start Supplied data

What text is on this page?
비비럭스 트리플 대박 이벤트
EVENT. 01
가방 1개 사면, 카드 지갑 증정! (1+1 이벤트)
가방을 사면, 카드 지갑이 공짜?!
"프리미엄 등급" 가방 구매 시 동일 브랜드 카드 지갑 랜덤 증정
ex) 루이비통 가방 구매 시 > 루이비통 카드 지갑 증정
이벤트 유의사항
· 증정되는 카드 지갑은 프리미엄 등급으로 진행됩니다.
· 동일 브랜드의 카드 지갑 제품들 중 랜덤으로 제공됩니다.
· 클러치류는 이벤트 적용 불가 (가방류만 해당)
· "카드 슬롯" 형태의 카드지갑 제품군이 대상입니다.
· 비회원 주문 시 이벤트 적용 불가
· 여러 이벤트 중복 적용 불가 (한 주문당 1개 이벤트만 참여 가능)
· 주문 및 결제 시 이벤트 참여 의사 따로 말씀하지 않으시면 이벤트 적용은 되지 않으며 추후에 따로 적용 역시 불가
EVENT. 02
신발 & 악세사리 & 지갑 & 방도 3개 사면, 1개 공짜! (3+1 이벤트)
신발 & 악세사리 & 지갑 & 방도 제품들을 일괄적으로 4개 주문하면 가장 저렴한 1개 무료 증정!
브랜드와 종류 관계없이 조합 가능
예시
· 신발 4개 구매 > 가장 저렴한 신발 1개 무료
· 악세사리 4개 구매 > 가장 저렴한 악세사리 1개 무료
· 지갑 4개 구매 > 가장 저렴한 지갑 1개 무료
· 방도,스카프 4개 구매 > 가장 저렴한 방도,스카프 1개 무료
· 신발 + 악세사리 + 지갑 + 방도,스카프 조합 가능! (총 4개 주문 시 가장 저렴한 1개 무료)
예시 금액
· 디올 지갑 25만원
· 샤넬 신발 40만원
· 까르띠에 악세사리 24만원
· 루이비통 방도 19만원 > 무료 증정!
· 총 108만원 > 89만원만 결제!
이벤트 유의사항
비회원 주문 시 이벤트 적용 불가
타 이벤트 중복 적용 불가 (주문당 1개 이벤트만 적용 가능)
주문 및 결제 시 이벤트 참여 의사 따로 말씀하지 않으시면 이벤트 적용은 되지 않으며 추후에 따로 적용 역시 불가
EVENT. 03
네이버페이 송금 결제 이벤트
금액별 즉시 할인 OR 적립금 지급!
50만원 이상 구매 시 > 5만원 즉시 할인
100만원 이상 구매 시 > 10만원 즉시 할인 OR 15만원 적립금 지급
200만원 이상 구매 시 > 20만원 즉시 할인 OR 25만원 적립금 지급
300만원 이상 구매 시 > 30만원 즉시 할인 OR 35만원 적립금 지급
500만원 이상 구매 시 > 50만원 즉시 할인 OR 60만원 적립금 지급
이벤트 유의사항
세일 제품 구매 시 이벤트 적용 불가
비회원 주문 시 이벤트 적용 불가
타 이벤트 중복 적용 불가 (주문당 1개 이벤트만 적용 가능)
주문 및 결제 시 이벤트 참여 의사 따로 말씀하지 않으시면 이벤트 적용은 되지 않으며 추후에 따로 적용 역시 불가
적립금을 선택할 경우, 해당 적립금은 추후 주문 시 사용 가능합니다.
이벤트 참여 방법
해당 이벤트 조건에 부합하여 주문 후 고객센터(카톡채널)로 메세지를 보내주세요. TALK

end Supplied data

Stated problem:
Transcribe the material exactly as it reads.

Answer below:
What text is on this page?
비비럭스 트리플 대박 이벤트
EVENT. 01
가방 1개 사면, 카드 지갑 증정! (1+1 이벤트)
가방을 사면, 카드 지갑이 공짜?!
"프리미엄 등급" 가방 구매 시 동일 브랜드 카드 지갑 랜덤 증정
ex) 루이비통 가방 구매 시 > 루이비통 카드 지갑 증정
이벤트 유의사항
· 증정되는 카드 지갑은 프리미엄 등급으로 진행됩니다.
· 동일 브랜드의 카드 지갑 제품들 중 랜덤으로 제공됩니다.
· 클러치류는 이벤트 적용 불가 (가방류만 해당)
· "카드 슬롯" 형태의 카드지갑 제품군이 대상입니다.
· 비회원 주문 시 이벤트 적용 불가
· 여러 이벤트 중복 적용 불가 (한 주문당 1개 이벤트만 참여 가능)
· 주문 및 결제 시 이벤트 참여 의사 따로 말씀하지 않으시면 이벤트 적용은 되지 않으며 추후에 따로 적용 역시 불가
EVENT. 02
신발 & 악세사리 & 지갑 & 방도 3개 사면, 1개 공짜! (3+1 이벤트)
신발 & 악세사리 & 지갑 & 방도 제품들을 일괄적으로 4개 주문하면 가장 저렴한 1개 무료 증정!
브랜드와 종류 관계없이 조합 가능
예시
· 신발 4개 구매 > 가장 저렴한 신발 1개 무료
· 악세사리 4개 구매 > 가장 저렴한 악세사리 1개 무료
· 지갑 4개 구매 > 가장 저렴한 지갑 1개 무료
· 방도,스카프 4개 구매 > 가장 저렴한 방도,스카프 1개 무료
· 신발 + 악세사리 + 지갑 + 방도,스카프 조합 가능! (총 4개 주문 시 가장 저렴한 1개 무료)
예시 금액
· 디올 지갑 25만원
· 샤넬 신발 40만원
· 까르띠에 악세사리 24만원
· 루이비통 방도 19만원 > 무료 증정!
· 총 108만원 > 89만원만 결제!
이벤트 유의사항
비회원 주문 시 이벤트 적용 불가
타 이벤트 중복 적용 불가 (주문당 1개 이벤트만 적용 가능)
주문 및 결제 시 이벤트 참여 의사 따로 말씀하지 않으시면 이벤트 적용은 되지 않으며 추후에 따로 적용 역시 불가
EVENT. 03
네이버페이 송금 결제 이벤트
금액별 즉시 할인 OR 적립금 지급!
50만원 이상 구매 시 > 5만원 즉시 할인
100만원 이상 구매 시 > 10만원 즉시 할인 OR 15만원 적립금 지급
200만원 이상 구매 시 > 20만원 즉시 할인 OR 25만원 적립금 지급
300만원 이상 구매 시 > 30만원 즉시 할인 OR 35만원 적립금 지급
500만원 이상 구매 시 > 50만원 즉시 할인 OR 60만원 적립금 지급
이벤트 유의사항
세일 제품 구매 시 이벤트 적용 불가
비회원 주문 시 이벤트 적용 불가
타 이벤트 중복 적용 불가 (주문당 1개 이벤트만 적용 가능)
주문 및 결제 시 이벤트 참여 의사 따로 말씀하지 않으시면 이벤트 적용은 되지 않으며 추후에 따로 적용 역시 불가
적립금을 선택할 경우, 해당 적립금은 추후 주문 시 사용 가능합니다.
이벤트 참여 방법
해당 이벤트 조건에 부합하여 주문 후 고객센터(카톡채널)로 메세지를 보내주세요. TALK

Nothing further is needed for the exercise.